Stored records
+ + + + + + +

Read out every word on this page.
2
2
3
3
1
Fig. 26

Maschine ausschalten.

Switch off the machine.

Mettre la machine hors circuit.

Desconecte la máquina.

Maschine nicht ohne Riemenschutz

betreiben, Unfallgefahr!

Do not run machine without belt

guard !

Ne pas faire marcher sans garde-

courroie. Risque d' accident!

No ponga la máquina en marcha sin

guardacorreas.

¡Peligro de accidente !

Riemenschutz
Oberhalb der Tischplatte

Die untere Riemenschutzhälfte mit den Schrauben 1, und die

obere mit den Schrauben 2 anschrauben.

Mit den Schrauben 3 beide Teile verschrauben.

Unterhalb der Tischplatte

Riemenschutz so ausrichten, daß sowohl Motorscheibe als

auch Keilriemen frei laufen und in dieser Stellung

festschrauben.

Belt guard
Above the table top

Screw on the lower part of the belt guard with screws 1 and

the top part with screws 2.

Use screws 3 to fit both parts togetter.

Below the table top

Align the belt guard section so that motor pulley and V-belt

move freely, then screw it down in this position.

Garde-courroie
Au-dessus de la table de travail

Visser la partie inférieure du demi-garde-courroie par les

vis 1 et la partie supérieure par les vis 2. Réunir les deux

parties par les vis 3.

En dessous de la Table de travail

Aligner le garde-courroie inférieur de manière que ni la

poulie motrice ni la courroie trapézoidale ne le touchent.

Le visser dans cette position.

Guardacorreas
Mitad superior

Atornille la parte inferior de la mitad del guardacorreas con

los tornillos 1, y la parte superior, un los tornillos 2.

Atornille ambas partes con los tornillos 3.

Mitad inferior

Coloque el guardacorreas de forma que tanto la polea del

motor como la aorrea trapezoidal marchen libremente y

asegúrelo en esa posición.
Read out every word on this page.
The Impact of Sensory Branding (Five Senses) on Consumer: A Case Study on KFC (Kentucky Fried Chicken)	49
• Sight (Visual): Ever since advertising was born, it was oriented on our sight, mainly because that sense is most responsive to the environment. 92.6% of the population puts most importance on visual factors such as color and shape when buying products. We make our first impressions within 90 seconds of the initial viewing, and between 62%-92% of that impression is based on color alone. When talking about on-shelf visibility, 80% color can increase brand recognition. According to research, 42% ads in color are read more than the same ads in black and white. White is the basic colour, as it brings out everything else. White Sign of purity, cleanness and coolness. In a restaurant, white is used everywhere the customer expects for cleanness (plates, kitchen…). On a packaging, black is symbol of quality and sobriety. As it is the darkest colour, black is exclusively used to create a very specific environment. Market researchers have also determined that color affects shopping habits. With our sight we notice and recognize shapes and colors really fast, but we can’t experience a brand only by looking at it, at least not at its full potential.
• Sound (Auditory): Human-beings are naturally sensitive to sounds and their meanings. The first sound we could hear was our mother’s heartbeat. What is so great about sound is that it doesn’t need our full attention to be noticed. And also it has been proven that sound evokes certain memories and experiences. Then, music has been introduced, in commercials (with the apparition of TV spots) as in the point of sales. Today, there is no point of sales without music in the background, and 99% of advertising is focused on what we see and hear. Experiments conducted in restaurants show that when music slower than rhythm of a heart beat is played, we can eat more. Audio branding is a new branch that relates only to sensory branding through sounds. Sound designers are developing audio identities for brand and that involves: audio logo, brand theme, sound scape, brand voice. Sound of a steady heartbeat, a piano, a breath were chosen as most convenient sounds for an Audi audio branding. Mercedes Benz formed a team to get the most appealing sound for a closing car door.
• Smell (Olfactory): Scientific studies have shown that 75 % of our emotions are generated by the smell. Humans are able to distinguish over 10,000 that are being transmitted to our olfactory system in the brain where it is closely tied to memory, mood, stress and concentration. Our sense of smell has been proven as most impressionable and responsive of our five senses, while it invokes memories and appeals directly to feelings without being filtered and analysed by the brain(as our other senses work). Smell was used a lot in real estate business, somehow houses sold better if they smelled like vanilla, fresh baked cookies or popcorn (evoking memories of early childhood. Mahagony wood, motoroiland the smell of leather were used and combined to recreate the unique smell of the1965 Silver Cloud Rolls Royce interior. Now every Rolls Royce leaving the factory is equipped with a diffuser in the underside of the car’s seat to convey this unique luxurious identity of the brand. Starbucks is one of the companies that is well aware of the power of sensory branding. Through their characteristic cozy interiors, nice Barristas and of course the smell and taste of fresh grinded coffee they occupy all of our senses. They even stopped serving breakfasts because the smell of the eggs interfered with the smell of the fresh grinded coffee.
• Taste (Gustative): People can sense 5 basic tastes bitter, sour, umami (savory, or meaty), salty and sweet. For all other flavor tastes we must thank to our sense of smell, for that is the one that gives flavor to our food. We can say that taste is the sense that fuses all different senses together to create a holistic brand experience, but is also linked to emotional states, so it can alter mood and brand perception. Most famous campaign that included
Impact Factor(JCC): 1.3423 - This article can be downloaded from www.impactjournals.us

+ + + + + + +

• _What to work on_
Copy out the whole listing exactly; please set it all down.

• _Output for this task_
Read out every word on this page.
2
2
3
3
1
Fig. 26

Maschine ausschalten.

Switch off the machine.

Mettre la machine hors circuit.

Desconecte la máquina.

Maschine nicht ohne Riemenschutz

betreiben, Unfallgefahr!

Do not run machine without belt

guard !

Ne pas faire marcher sans garde-

courroie. Risque d' accident!

No ponga la máquina en marcha sin

guardacorreas.

¡Peligro de accidente !

Riemenschutz
Oberhalb der Tischplatte

Die untere Riemenschutzhälfte mit den Schrauben 1, und die

obere mit den Schrauben 2 anschrauben.

Mit den Schrauben 3 beide Teile verschrauben.

Unterhalb der Tischplatte

Riemenschutz so ausrichten, daß sowohl Motorscheibe als

auch Keilriemen frei laufen und in dieser Stellung

festschrauben.

Belt guard
Above the table top

Screw on the lower part of the belt guard with screws 1 and

the top part with screws 2.

Use screws 3 to fit both parts togetter.

Below the table top

Align the belt guard section so that motor pulley and V-belt

move freely, then screw it down in this position.

Garde-courroie
Au-dessus de la table de travail

Visser la partie inférieure du demi-garde-courroie par les

vis 1 et la partie supérieure par les vis 2. Réunir les deux

parties par les vis 3.

En dessous de la Table de travail

Aligner le garde-courroie inférieur de manière que ni la

poulie motrice ni la courroie trapézoidale ne le touchent.

Le visser dans cette position.

Guardacorreas
Mitad superior

Atornille la parte inferior de la mitad del guardacorreas con

los tornillos 1, y la parte superior, un los tornillos 2.

Atornille ambas partes con los tornillos 3.

Mitad inferior

Coloque el guardacorreas de forma que tanto la polea del

motor como la aorrea trapezoidal marchen libremente y

asegúrelo en esa posición.
Read out every word on this page.
The Impact of Sensory Branding (Five Senses) on Consumer: A Case Study on KFC (Kentucky Fried Chicken)	49
• Sight (Visual): Ever since advertising was born, it was oriented on our sight, mainly because that sense is most responsive to the environment. 92.6% of the population puts most importance on visual factors such as color and shape when buying products. We make our first impressions within 90 seconds of the initial viewing, and between 62%-92% of that impression is based on color alone. When talking about on-shelf visibility, 80% color can increase brand recognition. According to research, 42% ads in color are read more than the same ads in black and white. White is the basic colour, as it brings out everything else. White Sign of purity, cleanness and coolness. In a restaurant, white is used everywhere the customer expects for cleanness (plates, kitchen…). On a packaging, black is symbol of quality and sobriety. As it is the darkest colour, black is exclusively used to create a very specific environment. Market researchers have also determined that color affects shopping habits. With our sight we notice and recognize shapes and colors really fast, but we can’t experience a brand only by looking at it, at least not at its full potential.
• Sound (Auditory): Human-beings are naturally sensitive to sounds and their meanings. The first sound we could hear was our mother’s heartbeat. What is so great about sound is that it doesn’t need our full attention to be noticed. And also it has been proven that sound evokes certain memories and experiences. Then, music has been introduced, in commercials (with the apparition of TV spots) as in the point of sales. Today, there is no point of sales without music in the background, and 99% of advertising is focused on what we see and hear. Experiments conducted in restaurants show that when music slower than rhythm of a heart beat is played, we can eat more. Audio branding is a new branch that relates only to sensory branding through sounds. Sound designers are developing audio identities for brand and that involves: audio logo, brand theme, sound scape, brand voice. Sound of a steady heartbeat, a piano, a breath were chosen as most convenient sounds for an Audi audio branding. Mercedes Benz formed a team to get the most appealing sound for a closing car door.
• Smell (Olfactory): Scientific studies have shown that 75 % of our emotions are generated by the smell. Humans are able to distinguish over 10,000 that are being transmitted to our olfactory system in the brain where it is closely tied to memory, mood, stress and concentration. Our sense of smell has been proven as most impressionable and responsive of our five senses, while it invokes memories and appeals directly to feelings without being filtered and analysed by the brain(as our other senses work). Smell was used a lot in real estate business, somehow houses sold better if they smelled like vanilla, fresh baked cookies or popcorn (evoking memories of early childhood. Mahagony wood, motoroiland the smell of leather were used and combined to recreate the unique smell of the1965 Silver Cloud Rolls Royce interior. Now every Rolls Royce leaving the factory is equipped with a diffuser in the underside of the car’s seat to convey this unique luxurious identity of the brand. Starbucks is one of the companies that is well aware of the power of sensory branding. Through their characteristic cozy interiors, nice Barristas and of course the smell and taste of fresh grinded coffee they occupy all of our senses. They even stopped serving breakfasts because the smell of the eggs interfered with the smell of the fresh grinded coffee.
• Taste (Gustative): People can sense 5 basic tastes bitter, sour, umami (savory, or meaty), salty and sweet. For all other flavor tastes we must thank to our sense of smell, for that is the one that gives flavor to our food. We can say that taste is the sense that fuses all different senses together to create a holistic brand experience, but is also linked to emotional states, so it can alter mood and brand perception. Most famous campaign that included
Impact Factor(JCC): 1.3423 - This article can be downloaded from www.impactjournals.us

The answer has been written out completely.